● **Request A**: Reproduce verbatim everything in the passage on Io from "caught in a" down to "moves around Jupiter.".
● **Request B**: Extend the passage on Io with the text that follows its final sentence.

● **Article**:
= = =

Jupiter's moon Io is arguably one of the most volcanically active bodies in the Solar System. The reason, according to NASA's page Scientists to Io: Your Volcanoes Are in the Wrong Place is believed to be caused by Io being

caught in a tug-of-war between Jupiter's massive gravity and the smaller but precisely timed pulls from two neighboring moons that orbit further from Jupiter – Europa and Ganymede. Io orbits faster than these other moons, completing two orbits every time Europa finishes one, and four orbits for each one Ganymede makes. This regular timing means that Io feels the strongest gravitational pull from its neighboring moons in the same orbital location, which distorts Io's orbit into an oval shape. This in turn causes Io to flex as it moves around Jupiter.

So, how did Io form in the first place, given the tidal stresses acting upon it? Does this suggest (and what evidence is there) that Io 'migrated' into its present orbit?


2 Answers 2


No, it is not just a matter of migration. You need to take into account two facts.

= = =

● **Stored records**:

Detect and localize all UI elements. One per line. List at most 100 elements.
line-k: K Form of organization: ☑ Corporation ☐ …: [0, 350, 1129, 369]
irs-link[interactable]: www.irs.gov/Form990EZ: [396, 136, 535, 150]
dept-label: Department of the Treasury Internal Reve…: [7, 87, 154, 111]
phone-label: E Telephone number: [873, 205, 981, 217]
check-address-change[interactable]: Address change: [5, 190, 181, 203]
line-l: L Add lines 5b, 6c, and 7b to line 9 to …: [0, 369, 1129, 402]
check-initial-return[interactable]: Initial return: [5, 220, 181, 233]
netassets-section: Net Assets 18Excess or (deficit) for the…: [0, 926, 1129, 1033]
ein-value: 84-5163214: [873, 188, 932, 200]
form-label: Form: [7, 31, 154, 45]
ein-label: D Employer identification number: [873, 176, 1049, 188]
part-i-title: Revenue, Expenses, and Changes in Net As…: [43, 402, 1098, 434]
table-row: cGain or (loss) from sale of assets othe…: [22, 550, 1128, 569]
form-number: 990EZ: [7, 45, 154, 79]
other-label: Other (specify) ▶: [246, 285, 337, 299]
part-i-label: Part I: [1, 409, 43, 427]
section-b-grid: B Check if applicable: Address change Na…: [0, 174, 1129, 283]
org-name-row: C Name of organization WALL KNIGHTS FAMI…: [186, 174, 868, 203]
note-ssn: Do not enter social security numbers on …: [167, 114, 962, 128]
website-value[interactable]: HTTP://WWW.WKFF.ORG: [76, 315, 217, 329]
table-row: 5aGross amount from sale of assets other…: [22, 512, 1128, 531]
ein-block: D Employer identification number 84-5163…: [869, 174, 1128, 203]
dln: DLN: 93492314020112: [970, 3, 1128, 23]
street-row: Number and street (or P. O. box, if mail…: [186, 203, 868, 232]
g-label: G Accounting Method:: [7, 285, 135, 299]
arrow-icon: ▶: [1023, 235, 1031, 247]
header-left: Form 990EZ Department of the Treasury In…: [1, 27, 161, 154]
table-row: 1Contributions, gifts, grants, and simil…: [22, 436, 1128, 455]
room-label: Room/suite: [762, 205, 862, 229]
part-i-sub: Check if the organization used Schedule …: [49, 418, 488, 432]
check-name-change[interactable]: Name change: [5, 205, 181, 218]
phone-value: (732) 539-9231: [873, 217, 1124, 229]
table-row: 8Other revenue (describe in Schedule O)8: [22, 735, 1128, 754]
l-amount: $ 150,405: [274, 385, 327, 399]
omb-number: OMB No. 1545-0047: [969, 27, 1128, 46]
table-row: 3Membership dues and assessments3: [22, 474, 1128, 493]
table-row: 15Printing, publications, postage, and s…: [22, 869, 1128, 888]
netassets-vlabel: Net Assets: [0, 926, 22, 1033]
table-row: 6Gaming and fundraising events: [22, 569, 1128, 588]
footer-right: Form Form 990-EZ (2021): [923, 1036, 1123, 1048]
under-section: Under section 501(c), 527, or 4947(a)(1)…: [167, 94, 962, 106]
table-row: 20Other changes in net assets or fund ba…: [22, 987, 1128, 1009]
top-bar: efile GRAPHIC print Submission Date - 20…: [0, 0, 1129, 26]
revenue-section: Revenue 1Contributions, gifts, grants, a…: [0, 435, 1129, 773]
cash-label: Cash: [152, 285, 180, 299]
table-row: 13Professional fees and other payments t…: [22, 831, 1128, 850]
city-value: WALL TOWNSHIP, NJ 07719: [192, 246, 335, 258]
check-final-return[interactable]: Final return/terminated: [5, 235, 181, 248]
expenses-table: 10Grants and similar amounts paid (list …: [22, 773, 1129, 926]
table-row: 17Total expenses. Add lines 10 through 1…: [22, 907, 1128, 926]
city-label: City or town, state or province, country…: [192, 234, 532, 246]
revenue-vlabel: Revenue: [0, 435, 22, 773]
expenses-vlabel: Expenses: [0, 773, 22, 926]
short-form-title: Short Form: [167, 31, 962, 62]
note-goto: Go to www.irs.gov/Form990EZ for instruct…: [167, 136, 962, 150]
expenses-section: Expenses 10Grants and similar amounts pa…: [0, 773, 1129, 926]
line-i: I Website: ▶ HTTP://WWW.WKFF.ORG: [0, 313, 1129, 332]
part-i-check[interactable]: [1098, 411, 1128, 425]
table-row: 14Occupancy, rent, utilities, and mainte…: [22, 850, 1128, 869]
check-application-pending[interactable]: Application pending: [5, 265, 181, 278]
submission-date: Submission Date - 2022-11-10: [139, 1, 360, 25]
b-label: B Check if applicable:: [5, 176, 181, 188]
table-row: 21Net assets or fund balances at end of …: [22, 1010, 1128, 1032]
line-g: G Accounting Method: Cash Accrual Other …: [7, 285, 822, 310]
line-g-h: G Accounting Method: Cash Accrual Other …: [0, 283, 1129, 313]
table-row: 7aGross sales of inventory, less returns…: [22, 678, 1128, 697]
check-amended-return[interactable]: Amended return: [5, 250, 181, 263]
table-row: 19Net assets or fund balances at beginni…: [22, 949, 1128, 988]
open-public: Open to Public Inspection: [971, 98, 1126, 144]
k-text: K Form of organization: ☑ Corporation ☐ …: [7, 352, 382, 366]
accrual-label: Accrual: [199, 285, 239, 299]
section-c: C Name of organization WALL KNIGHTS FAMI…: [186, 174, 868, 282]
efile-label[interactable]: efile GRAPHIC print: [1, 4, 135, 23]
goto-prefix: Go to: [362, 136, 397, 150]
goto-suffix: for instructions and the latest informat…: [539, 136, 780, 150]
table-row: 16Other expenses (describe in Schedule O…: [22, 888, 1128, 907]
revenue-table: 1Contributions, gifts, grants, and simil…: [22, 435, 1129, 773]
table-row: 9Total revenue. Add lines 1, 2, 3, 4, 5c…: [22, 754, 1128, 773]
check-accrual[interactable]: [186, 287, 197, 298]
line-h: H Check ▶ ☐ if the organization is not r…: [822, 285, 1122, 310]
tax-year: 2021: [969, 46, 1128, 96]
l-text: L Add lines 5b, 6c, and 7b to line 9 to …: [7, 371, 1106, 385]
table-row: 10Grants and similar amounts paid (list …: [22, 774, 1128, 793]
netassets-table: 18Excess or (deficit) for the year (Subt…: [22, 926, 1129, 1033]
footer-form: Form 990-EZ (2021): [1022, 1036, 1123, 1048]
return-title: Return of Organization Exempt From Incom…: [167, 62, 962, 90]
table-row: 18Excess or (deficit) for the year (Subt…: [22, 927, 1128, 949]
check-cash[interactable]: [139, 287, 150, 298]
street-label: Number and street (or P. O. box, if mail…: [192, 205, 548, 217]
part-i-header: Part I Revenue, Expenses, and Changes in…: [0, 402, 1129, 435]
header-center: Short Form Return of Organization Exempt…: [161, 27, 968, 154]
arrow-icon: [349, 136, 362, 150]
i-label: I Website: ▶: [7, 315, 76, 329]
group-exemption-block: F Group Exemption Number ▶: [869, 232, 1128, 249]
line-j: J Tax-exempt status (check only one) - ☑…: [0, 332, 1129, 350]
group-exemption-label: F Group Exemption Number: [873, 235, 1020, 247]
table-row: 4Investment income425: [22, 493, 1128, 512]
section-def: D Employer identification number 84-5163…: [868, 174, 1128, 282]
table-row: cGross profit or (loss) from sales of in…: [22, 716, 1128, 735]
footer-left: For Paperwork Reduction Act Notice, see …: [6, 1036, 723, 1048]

= = =

● **Written response A**:
caught in a tug-of-war between Jupiter's massive gravity and the smaller but precisely timed pulls from two neighboring moons that orbit further from Jupiter – Europa and Ganymede. Io orbits faster than these other moons, completing two orbits every time Europa finishes one, and four orbits for each one Ganymede makes. This regular timing means that Io feels the strongest gravitational pull from its neighboring moons in the same orbital location, which distorts Io's orbit into an oval shape. This in turn causes Io to flex as it moves around Jupiter.

● **Written response B**:
One is that (as experience shows) Io's own gravity is enough to avoid it breaking by tidal forces. It has been like that through all its history: Io could not have been formed if it started aggregating today, but it was formed at the same time Europa and Ganymede did: they three were growing in parallel.

Other is that of the orbital resonances, which makes precisely that orbit with so simple integer number relations with those of Europa and Ganymede a stable one. Io could not have been formed in another place.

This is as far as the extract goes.